=== Listed records ===

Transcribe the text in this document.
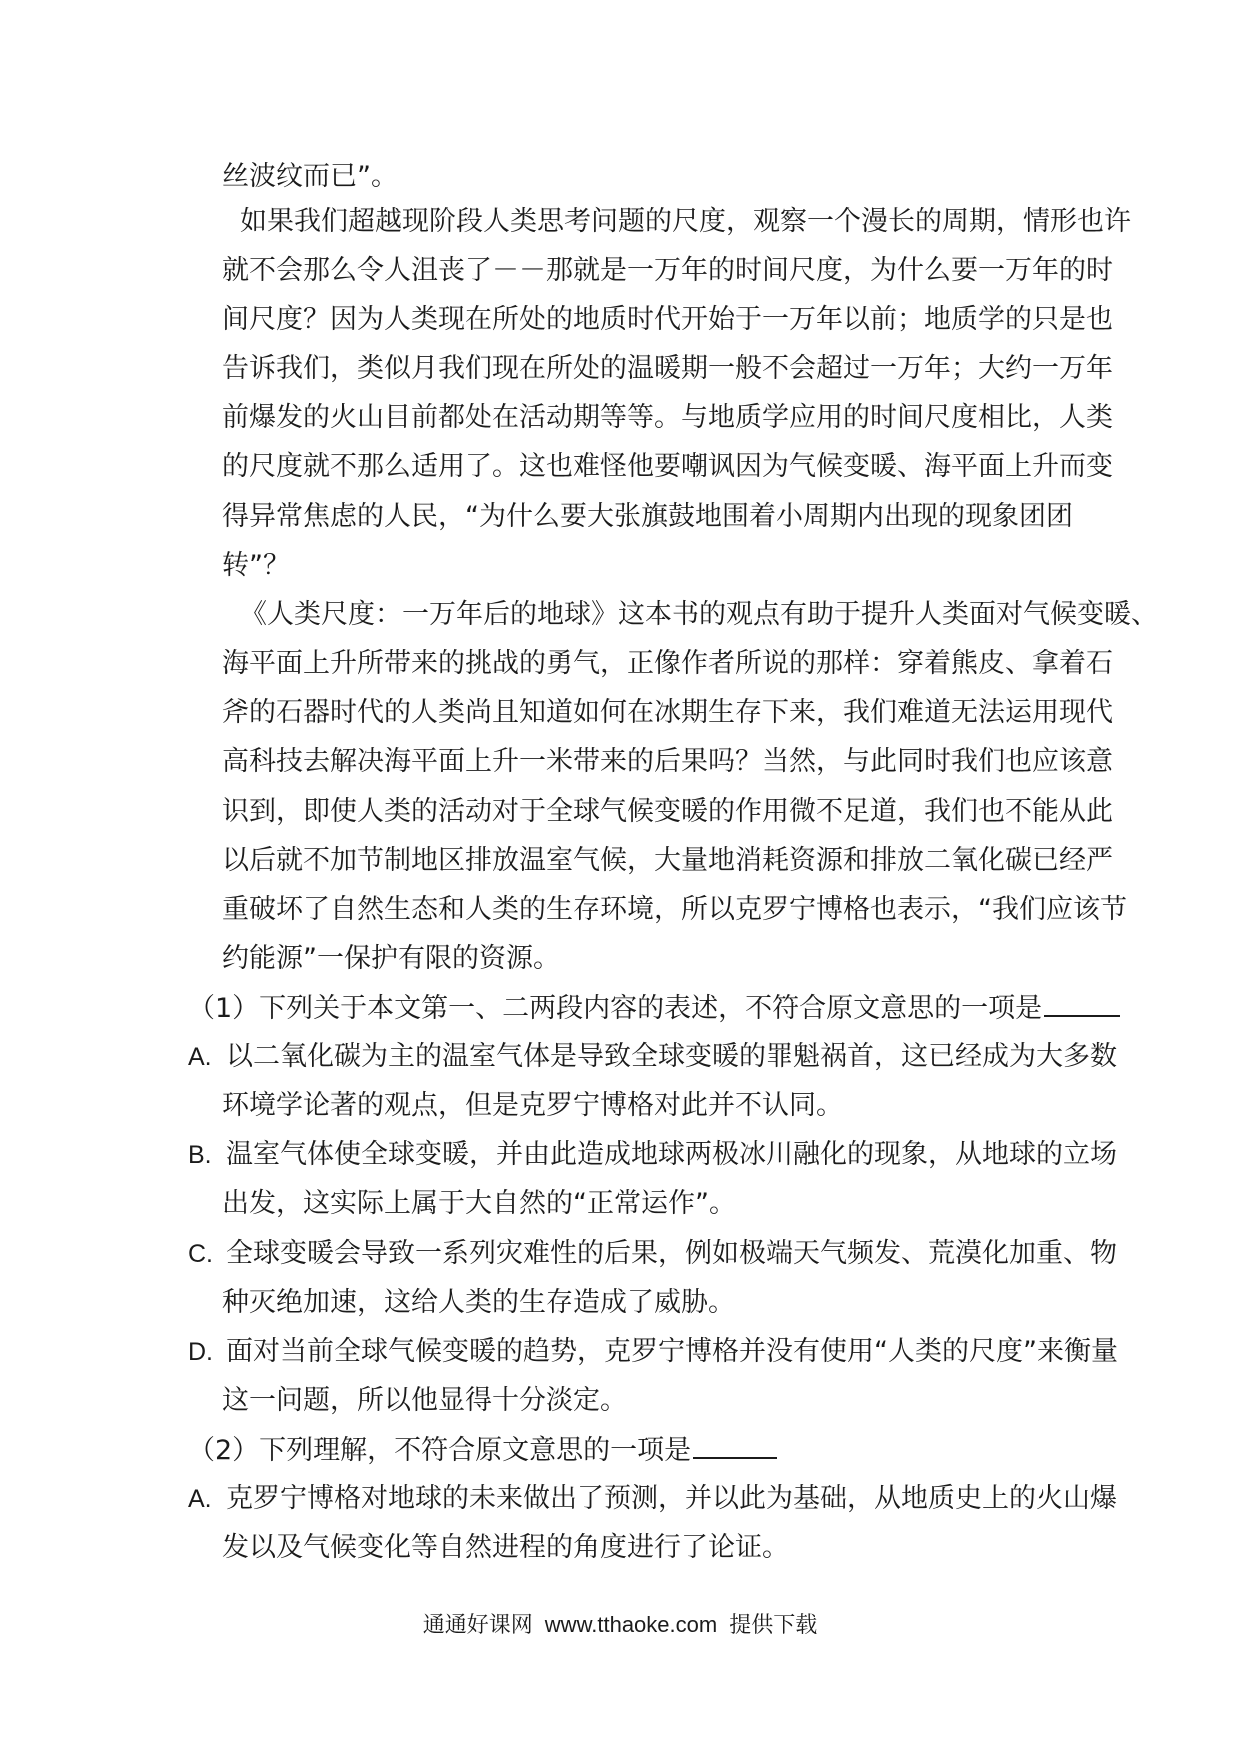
丝波纹而已”。
如果我们超越现阶段人类思考问题的尺度，观察一个漫长的周期，情形也许
就不会那么令人沮丧了－－那就是一万年的时间尺度，为什么要一万年的时
间尺度？因为人类现在所处的地质时代开始于一万年以前；地质学的只是也
告诉我们，类似月我们现在所处的温暖期一般不会超过一万年；大约一万年
前爆发的火山目前都处在活动期等等。与地质学应用的时间尺度相比，人类
的尺度就不那么适用了。这也难怪他要嘲讽因为气候变暖、海平面上升而变
得异常焦虑的人民，“为什么要大张旗鼓地围着小周期内出现的现象团团
转”？
《人类尺度：一万年后的地球》这本书的观点有助于提升人类面对气候变暖、
海平面上升所带来的挑战的勇气，正像作者所说的那样：穿着熊皮、拿着石
斧的石器时代的人类尚且知道如何在冰期生存下来，我们难道无法运用现代
高科技去解决海平面上升一米带来的后果吗？当然，与此同时我们也应该意
识到，即使人类的活动对于全球气候变暖的作用微不足道，我们也不能从此
以后就不加节制地区排放温室气候，大量地消耗资源和排放二氧化碳已经严
重破坏了自然生态和人类的生存环境，所以克罗宁博格也表示，“我们应该节
约能源”一保护有限的资源。
（1）下列关于本文第一、二两段内容的表述，不符合原文意思的一项是
A. 以二氧化碳为主的温室气体是导致全球变暖的罪魁祸首，这已经成为大多数
环境学论著的观点，但是克罗宁博格对此并不认同。
B. 温室气体使全球变暖，并由此造成地球两极冰川融化的现象，从地球的立场
出发，这实际上属于大自然的“正常运作”。
C. 全球变暖会导致一系列灾难性的后果，例如极端天气频发、荒漠化加重、物
种灭绝加速，这给人类的生存造成了威胁。
D. 面对当前全球气候变暖的趋势，克罗宁博格并没有使用“人类的尺度”来衡量
这一问题，所以他显得十分淡定。
（2）下列理解，不符合原文意思的一项是
A. 克罗宁博格对地球的未来做出了预测，并以此为基础，从地质史上的火山爆
发以及气候变化等自然进程的角度进行了论证。
通通好课网 www.tthaoke.com 提供下载
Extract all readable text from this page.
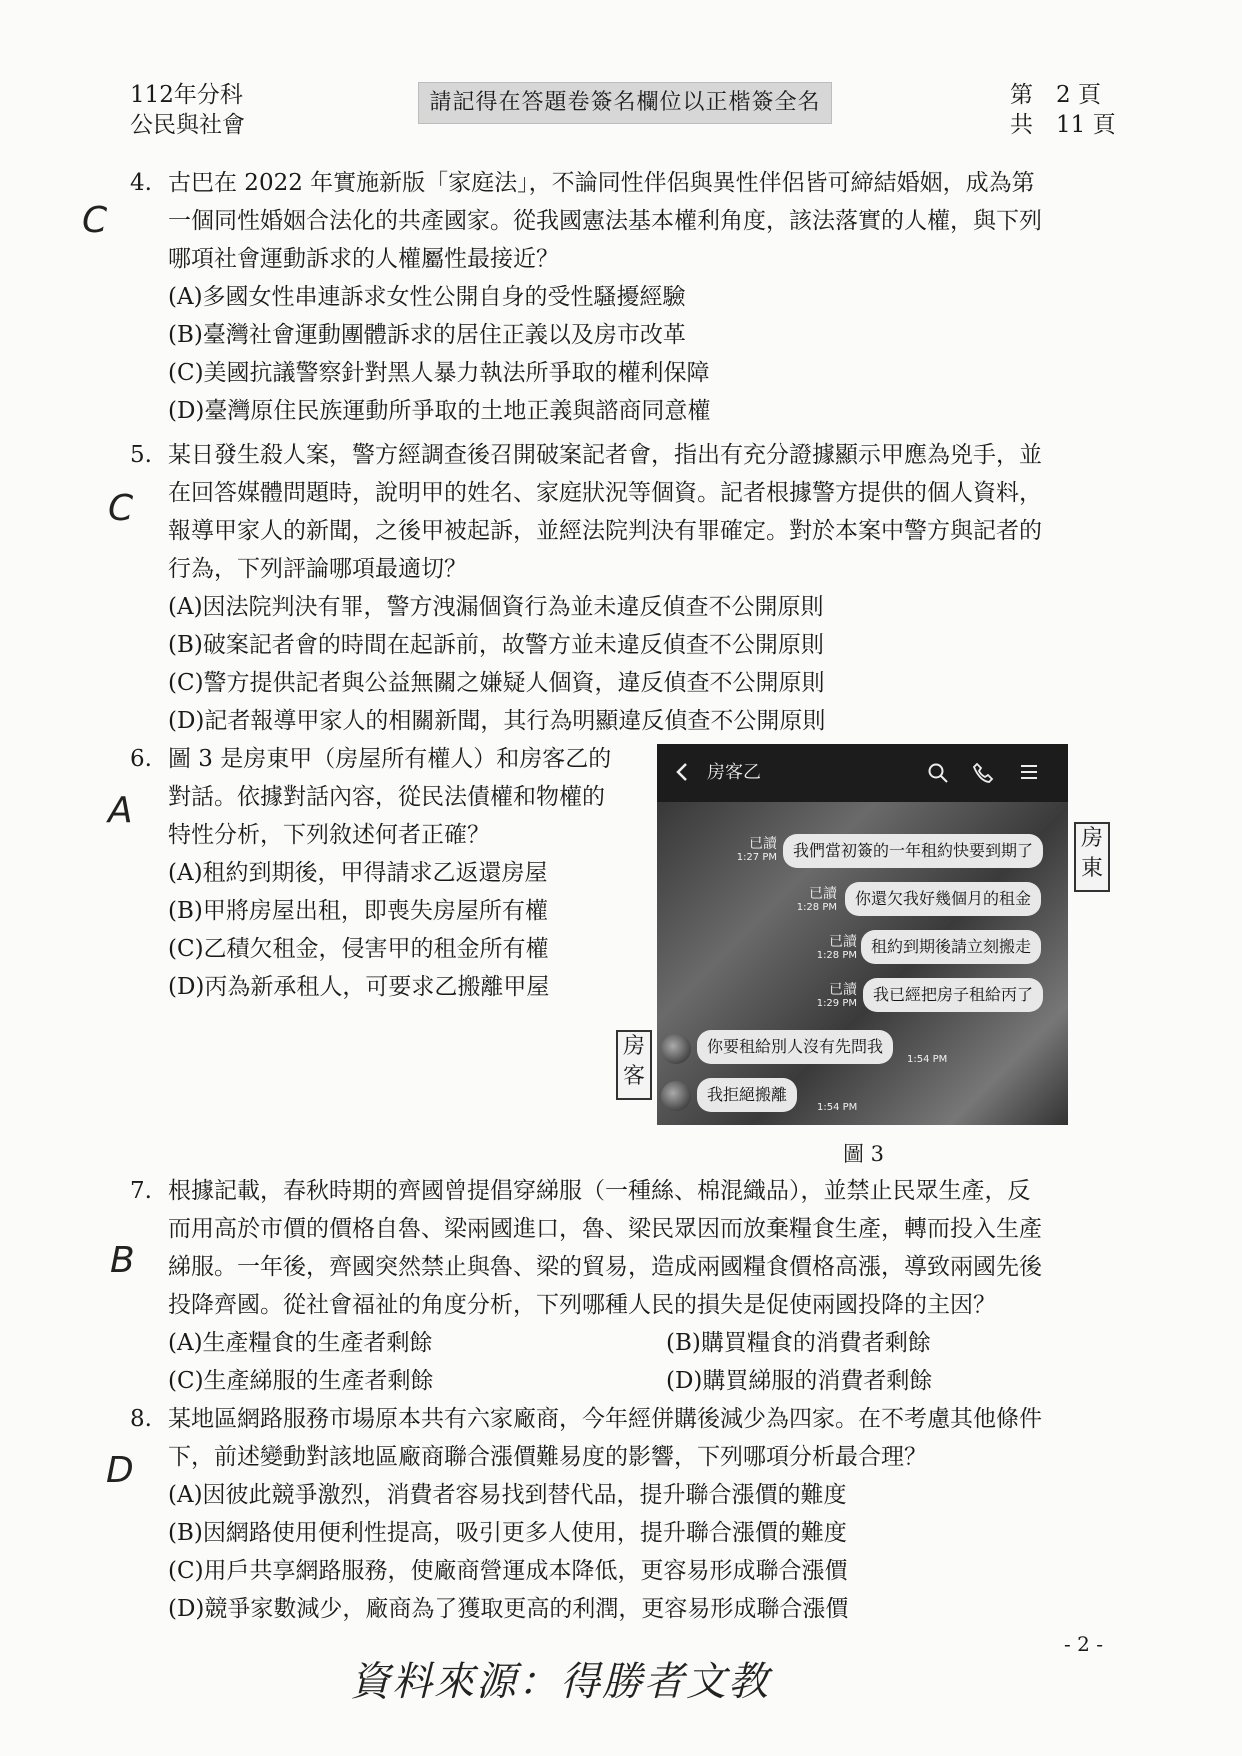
112年分科
公民與社會
請記得在答題卷簽名欄位以正楷簽全名	第　2 頁
共　11 頁
4.
C
古巴在 2022 年實施新版「家庭法」，不論同性伴侶與異性伴侶皆可締結婚姻，成為第
一個同性婚姻合法化的共產國家。從我國憲法基本權利角度，該法落實的人權，與下列
哪項社會運動訴求的人權屬性最接近？
(A)多國女性串連訴求女性公開自身的受性騷擾經驗
(B)臺灣社會運動團體訴求的居住正義以及房市改革
(C)美國抗議警察針對黑人暴力執法所爭取的權利保障
(D)臺灣原住民族運動所爭取的土地正義與諮商同意權
5.
C
某日發生殺人案，警方經調查後召開破案記者會，指出有充分證據顯示甲應為兇手，並
在回答媒體問題時，說明甲的姓名、家庭狀況等個資。記者根據警方提供的個人資料，
報導甲家人的新聞，之後甲被起訴，並經法院判決有罪確定。對於本案中警方與記者的
行為，下列評論哪項最適切？
(A)因法院判決有罪，警方洩漏個資行為並未違反偵查不公開原則
(B)破案記者會的時間在起訴前，故警方並未違反偵查不公開原則
(C)警方提供記者與公益無關之嫌疑人個資，違反偵查不公開原則
(D)記者報導甲家人的相關新聞，其行為明顯違反偵查不公開原則
6.
A
圖 3 是房東甲（房屋所有權人）和房客乙的
對話。依據對話內容，從民法債權和物權的
特性分析，下列敘述何者正確？
(A)租約到期後，甲得請求乙返還房屋
(B)甲將房屋出租，即喪失房屋所有權
(C)乙積欠租金，侵害甲的租金所有權
(D)丙為新承租人，可要求乙搬離甲屋
房客乙
已讀
1:27 PM	我們當初簽的一年租約快要到期了
已讀
1:28 PM	你還欠我好幾個月的租金
已讀
1:28 PM 租約到期後請立刻搬走
已讀
1:29 PM	我已經把房子租給丙了
你要租給別人沒有先問我
1:54 PM
我拒絕搬離
1:54 PM
房東
房客
圖 3
7.
B
根據記載，春秋時期的齊國曾提倡穿綈服（一種絲、棉混織品），並禁止民眾生產，反
而用高於市價的價格自魯、梁兩國進口，魯、梁民眾因而放棄糧食生產，轉而投入生產
綈服。一年後，齊國突然禁止與魯、梁的貿易，造成兩國糧食價格高漲，導致兩國先後
投降齊國。從社會福祉的角度分析，下列哪種人民的損失是促使兩國投降的主因？
(A)生產糧食的生產者剩餘	(B)購買糧食的消費者剩餘
(C)生產綈服的生產者剩餘	(D)購買綈服的消費者剩餘
8.
D
某地區網路服務市場原本共有六家廠商，今年經併購後減少為四家。在不考慮其他條件
下，前述變動對該地區廠商聯合漲價難易度的影響，下列哪項分析最合理？
(A)因彼此競爭激烈，消費者容易找到替代品，提升聯合漲價的難度
(B)因網路使用便利性提高，吸引更多人使用，提升聯合漲價的難度
(C)用戶共享網路服務，使廠商營運成本降低，更容易形成聯合漲價
(D)競爭家數減少，廠商為了獲取更高的利潤，更容易形成聯合漲價
- 2 -
資料來源：得勝者文教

===

* **Written exercise**
Reproduce every record above exactly, omitting the pictures.

* **Result for this task**
Transcribe the text in this document.
丝波纹而已”。
如果我们超越现阶段人类思考问题的尺度，观察一个漫长的周期，情形也许
就不会那么令人沮丧了－－那就是一万年的时间尺度，为什么要一万年的时
间尺度？因为人类现在所处的地质时代开始于一万年以前；地质学的只是也
告诉我们，类似月我们现在所处的温暖期一般不会超过一万年；大约一万年
前爆发的火山目前都处在活动期等等。与地质学应用的时间尺度相比，人类
的尺度就不那么适用了。这也难怪他要嘲讽因为气候变暖、海平面上升而变
得异常焦虑的人民，“为什么要大张旗鼓地围着小周期内出现的现象团团
转”？
《人类尺度：一万年后的地球》这本书的观点有助于提升人类面对气候变暖、
海平面上升所带来的挑战的勇气，正像作者所说的那样：穿着熊皮、拿着石
斧的石器时代的人类尚且知道如何在冰期生存下来，我们难道无法运用现代
高科技去解决海平面上升一米带来的后果吗？当然，与此同时我们也应该意
识到，即使人类的活动对于全球气候变暖的作用微不足道，我们也不能从此
以后就不加节制地区排放温室气候，大量地消耗资源和排放二氧化碳已经严
重破坏了自然生态和人类的生存环境，所以克罗宁博格也表示，“我们应该节
约能源”一保护有限的资源。
（1）下列关于本文第一、二两段内容的表述，不符合原文意思的一项是
A. 以二氧化碳为主的温室气体是导致全球变暖的罪魁祸首，这已经成为大多数
环境学论著的观点，但是克罗宁博格对此并不认同。
B. 温室气体使全球变暖，并由此造成地球两极冰川融化的现象，从地球的立场
出发，这实际上属于大自然的“正常运作”。
C. 全球变暖会导致一系列灾难性的后果，例如极端天气频发、荒漠化加重、物
种灭绝加速，这给人类的生存造成了威胁。
D. 面对当前全球气候变暖的趋势，克罗宁博格并没有使用“人类的尺度”来衡量
这一问题，所以他显得十分淡定。
（2）下列理解，不符合原文意思的一项是
A. 克罗宁博格对地球的未来做出了预测，并以此为基础，从地质史上的火山爆
发以及气候变化等自然进程的角度进行了论证。
通通好课网 www.tthaoke.com 提供下载
Extract all readable text from this page.
112年分科
公民與社會
請記得在答題卷簽名欄位以正楷簽全名	第　2 頁
共　11 頁
4.
C
古巴在 2022 年實施新版「家庭法」，不論同性伴侶與異性伴侶皆可締結婚姻，成為第
一個同性婚姻合法化的共產國家。從我國憲法基本權利角度，該法落實的人權，與下列
哪項社會運動訴求的人權屬性最接近？
(A)多國女性串連訴求女性公開自身的受性騷擾經驗
(B)臺灣社會運動團體訴求的居住正義以及房市改革
(C)美國抗議警察針對黑人暴力執法所爭取的權利保障
(D)臺灣原住民族運動所爭取的土地正義與諮商同意權
5.
C
某日發生殺人案，警方經調查後召開破案記者會，指出有充分證據顯示甲應為兇手，並
在回答媒體問題時，說明甲的姓名、家庭狀況等個資。記者根據警方提供的個人資料，
報導甲家人的新聞，之後甲被起訴，並經法院判決有罪確定。對於本案中警方與記者的
行為，下列評論哪項最適切？
(A)因法院判決有罪，警方洩漏個資行為並未違反偵查不公開原則
(B)破案記者會的時間在起訴前，故警方並未違反偵查不公開原則
(C)警方提供記者與公益無關之嫌疑人個資，違反偵查不公開原則
(D)記者報導甲家人的相關新聞，其行為明顯違反偵查不公開原則
6.
A
圖 3 是房東甲（房屋所有權人）和房客乙的
對話。依據對話內容，從民法債權和物權的
特性分析，下列敘述何者正確？
(A)租約到期後，甲得請求乙返還房屋
(B)甲將房屋出租，即喪失房屋所有權
(C)乙積欠租金，侵害甲的租金所有權
(D)丙為新承租人，可要求乙搬離甲屋
房客乙
已讀
1:27 PM	我們當初簽的一年租約快要到期了
已讀
1:28 PM	你還欠我好幾個月的租金
已讀
1:28 PM 租約到期後請立刻搬走
已讀
1:29 PM	我已經把房子租給丙了
你要租給別人沒有先問我
1:54 PM
我拒絕搬離
1:54 PM
房東
房客
圖 3
7.
B
根據記載，春秋時期的齊國曾提倡穿綈服（一種絲、棉混織品），並禁止民眾生產，反
而用高於市價的價格自魯、梁兩國進口，魯、梁民眾因而放棄糧食生產，轉而投入生產
綈服。一年後，齊國突然禁止與魯、梁的貿易，造成兩國糧食價格高漲，導致兩國先後
投降齊國。從社會福祉的角度分析，下列哪種人民的損失是促使兩國投降的主因？
(A)生產糧食的生產者剩餘	(B)購買糧食的消費者剩餘
(C)生產綈服的生產者剩餘	(D)購買綈服的消費者剩餘
8.
D
某地區網路服務市場原本共有六家廠商，今年經併購後減少為四家。在不考慮其他條件
下，前述變動對該地區廠商聯合漲價難易度的影響，下列哪項分析最合理？
(A)因彼此競爭激烈，消費者容易找到替代品，提升聯合漲價的難度
(B)因網路使用便利性提高，吸引更多人使用，提升聯合漲價的難度
(C)用戶共享網路服務，使廠商營運成本降低，更容易形成聯合漲價
(D)競爭家數減少，廠商為了獲取更高的利潤，更容易形成聯合漲價
- 2 -
資料來源：得勝者文教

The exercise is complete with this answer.